Transcribe the listing exactly, leaving out every picture.

_Dataset records:_
■ ■ ■ ■
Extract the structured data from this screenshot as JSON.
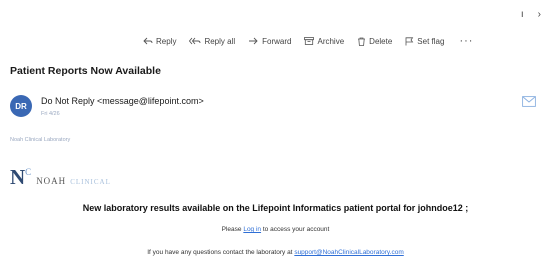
{
  "window": {
    "minimize_glyph": "ı",
    "close_glyph": "›"
  },
  "toolbar": {
    "reply": "Reply",
    "reply_all": "Reply all",
    "forward": "Forward",
    "archive": "Archive",
    "delete": "Delete",
    "set_flag": "Set flag",
    "more": "···"
  },
  "email": {
    "subject": "Patient Reports Now Available",
    "avatar_initials": "DR",
    "sender": "Do Not Reply <message@lifepoint.com>",
    "date": "Fri 4/26",
    "lab_tag": "Noah Clinical Laboratory"
  },
  "body": {
    "logo_letter": "N",
    "logo_superscript": "C",
    "logo_word": "NOAH",
    "logo_subword": "CLINICAL",
    "headline": "New laboratory results available on the Lifepoint Informatics patient portal for johndoe12 ;",
    "line1_before": "Please",
    "line1_link": "Log in",
    "line1_after": "to access your account",
    "line2_before": "If you have any questions contact the laboratory at",
    "line2_link": "support@NoahClinicalLaboratory.com"
  },
  "colors": {
    "accent": "#2f6fd6",
    "avatar": "#3a68b4",
    "logo": "#2f4a72"
  }
}
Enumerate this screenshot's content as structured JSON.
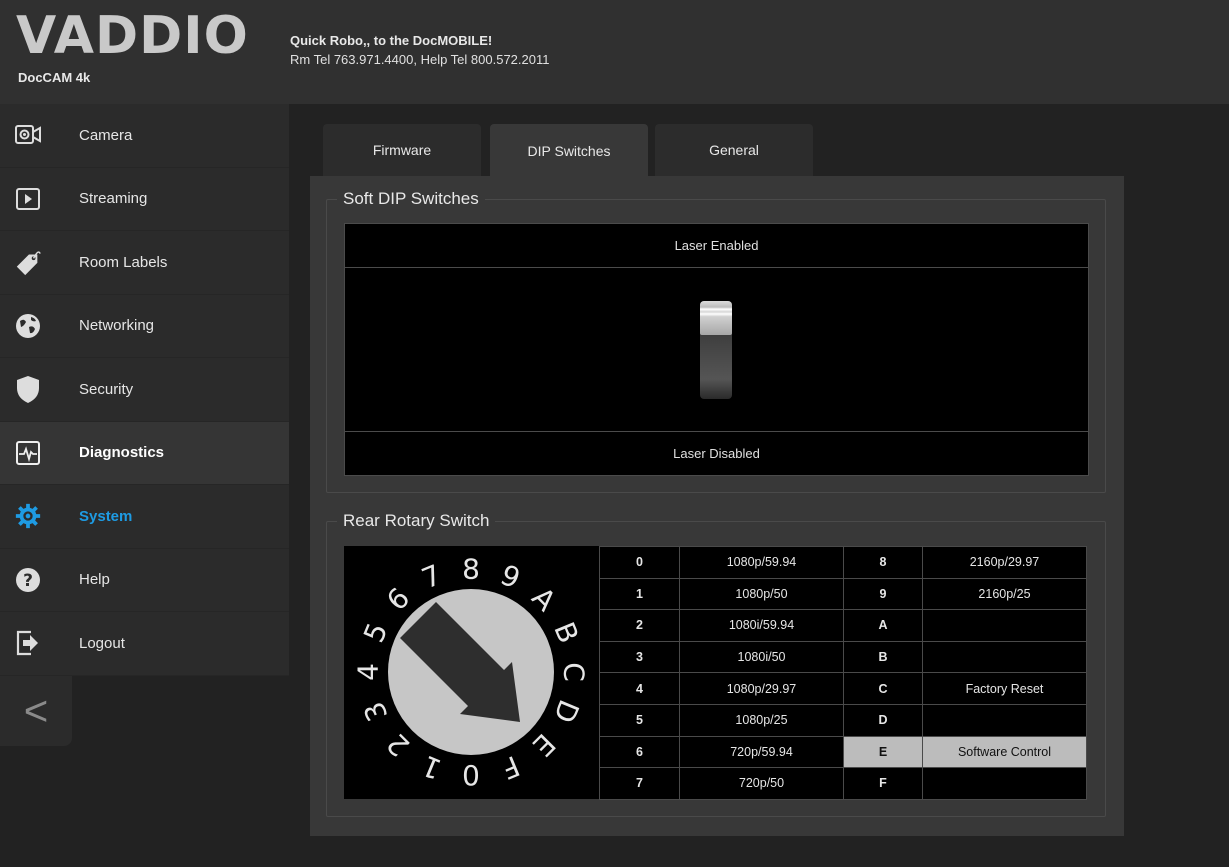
{
  "header": {
    "logo": "VADDIO",
    "model": "DocCAM 4k",
    "line1": "Quick Robo,, to the DocMOBILE!",
    "line2": "Rm Tel 763.971.4400, Help Tel 800.572.2011"
  },
  "sidebar": {
    "items": [
      {
        "label": "Camera",
        "icon": "camera-icon"
      },
      {
        "label": "Streaming",
        "icon": "play-icon"
      },
      {
        "label": "Room Labels",
        "icon": "tag-icon"
      },
      {
        "label": "Networking",
        "icon": "globe-icon"
      },
      {
        "label": "Security",
        "icon": "shield-icon"
      },
      {
        "label": "Diagnostics",
        "icon": "pulse-icon"
      },
      {
        "label": "System",
        "icon": "gear-icon"
      },
      {
        "label": "Help",
        "icon": "question-icon"
      },
      {
        "label": "Logout",
        "icon": "logout-icon"
      }
    ],
    "collapse_glyph": "<",
    "accent_color": "#1e9be3"
  },
  "tabs": [
    {
      "label": "Firmware"
    },
    {
      "label": "DIP Switches"
    },
    {
      "label": "General"
    }
  ],
  "dip": {
    "title": "Soft DIP Switches",
    "top_label": "Laser Enabled",
    "bottom_label": "Laser Disabled",
    "state": "enabled"
  },
  "rotary": {
    "title": "Rear Rotary Switch",
    "dial_digits": [
      "0",
      "1",
      "2",
      "3",
      "4",
      "5",
      "6",
      "7",
      "8",
      "9",
      "A",
      "B",
      "C",
      "D",
      "E",
      "F"
    ],
    "selected": "E",
    "rows": [
      {
        "k1": "0",
        "v1": "1080p/59.94",
        "k2": "8",
        "v2": "2160p/29.97"
      },
      {
        "k1": "1",
        "v1": "1080p/50",
        "k2": "9",
        "v2": "2160p/25"
      },
      {
        "k1": "2",
        "v1": "1080i/59.94",
        "k2": "A",
        "v2": ""
      },
      {
        "k1": "3",
        "v1": "1080i/50",
        "k2": "B",
        "v2": ""
      },
      {
        "k1": "4",
        "v1": "1080p/29.97",
        "k2": "C",
        "v2": "Factory Reset"
      },
      {
        "k1": "5",
        "v1": "1080p/25",
        "k2": "D",
        "v2": ""
      },
      {
        "k1": "6",
        "v1": "720p/59.94",
        "k2": "E",
        "v2": "Software Control"
      },
      {
        "k1": "7",
        "v1": "720p/50",
        "k2": "F",
        "v2": ""
      }
    ]
  }
}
■ ■ ■ ■
_CORRECT OUTPUT:_
Extract the structured data from this screenshot as JSON.
{
  "window": {
    "minimize_glyph": "ı",
    "close_glyph": "›"
  },
  "toolbar": {
    "reply": "Reply",
    "reply_all": "Reply all",
    "forward": "Forward",
    "archive": "Archive",
    "delete": "Delete",
    "set_flag": "Set flag",
    "more": "···"
  },
  "email": {
    "subject": "Patient Reports Now Available",
    "avatar_initials": "DR",
    "sender": "Do Not Reply <message@lifepoint.com>",
    "date": "Fri 4/26",
    "lab_tag": "Noah Clinical Laboratory"
  },
  "body": {
    "logo_letter": "N",
    "logo_superscript": "C",
    "logo_word": "NOAH",
    "logo_subword": "CLINICAL",
    "headline": "New laboratory results available on the Lifepoint Informatics patient portal for johndoe12 ;",
    "line1_before": "Please",
    "line1_link": "Log in",
    "line1_after": "to access your account",
    "line2_before": "If you have any questions contact the laboratory at",
    "line2_link": "support@NoahClinicalLaboratory.com"
  },
  "colors": {
    "accent": "#2f6fd6",
    "avatar": "#3a68b4",
    "logo": "#2f4a72"
  }
}
Enumerate this screenshot's content as structured JSON.
{
  "header": {
    "logo": "VADDIO",
    "model": "DocCAM 4k",
    "line1": "Quick Robo,, to the DocMOBILE!",
    "line2": "Rm Tel 763.971.4400, Help Tel 800.572.2011"
  },
  "sidebar": {
    "items": [
      {
        "label": "Camera",
        "icon": "camera-icon"
      },
      {
        "label": "Streaming",
        "icon": "play-icon"
      },
      {
        "label": "Room Labels",
        "icon": "tag-icon"
      },
      {
        "label": "Networking",
        "icon": "globe-icon"
      },
      {
        "label": "Security",
        "icon": "shield-icon"
      },
      {
        "label": "Diagnostics",
        "icon": "pulse-icon"
      },
      {
        "label": "System",
        "icon": "gear-icon"
      },
      {
        "label": "Help",
        "icon": "question-icon"
      },
      {
        "label": "Logout",
        "icon": "logout-icon"
      }
    ],
    "collapse_glyph": "<",
    "accent_color": "#1e9be3"
  },
  "tabs": [
    {
      "label": "Firmware"
    },
    {
      "label": "DIP Switches"
    },
    {
      "label": "General"
    }
  ],
  "dip": {
    "title": "Soft DIP Switches",
    "top_label": "Laser Enabled",
    "bottom_label": "Laser Disabled",
    "state": "enabled"
  },
  "rotary": {
    "title": "Rear Rotary Switch",
    "dial_digits": [
      "0",
      "1",
      "2",
      "3",
      "4",
      "5",
      "6",
      "7",
      "8",
      "9",
      "A",
      "B",
      "C",
      "D",
      "E",
      "F"
    ],
    "selected": "E",
    "rows": [
      {
        "k1": "0",
        "v1": "1080p/59.94",
        "k2": "8",
        "v2": "2160p/29.97"
      },
      {
        "k1": "1",
        "v1": "1080p/50",
        "k2": "9",
        "v2": "2160p/25"
      },
      {
        "k1": "2",
        "v1": "1080i/59.94",
        "k2": "A",
        "v2": ""
      },
      {
        "k1": "3",
        "v1": "1080i/50",
        "k2": "B",
        "v2": ""
      },
      {
        "k1": "4",
        "v1": "1080p/29.97",
        "k2": "C",
        "v2": "Factory Reset"
      },
      {
        "k1": "5",
        "v1": "1080p/25",
        "k2": "D",
        "v2": ""
      },
      {
        "k1": "6",
        "v1": "720p/59.94",
        "k2": "E",
        "v2": "Software Control"
      },
      {
        "k1": "7",
        "v1": "720p/50",
        "k2": "F",
        "v2": ""
      }
    ]
  }
}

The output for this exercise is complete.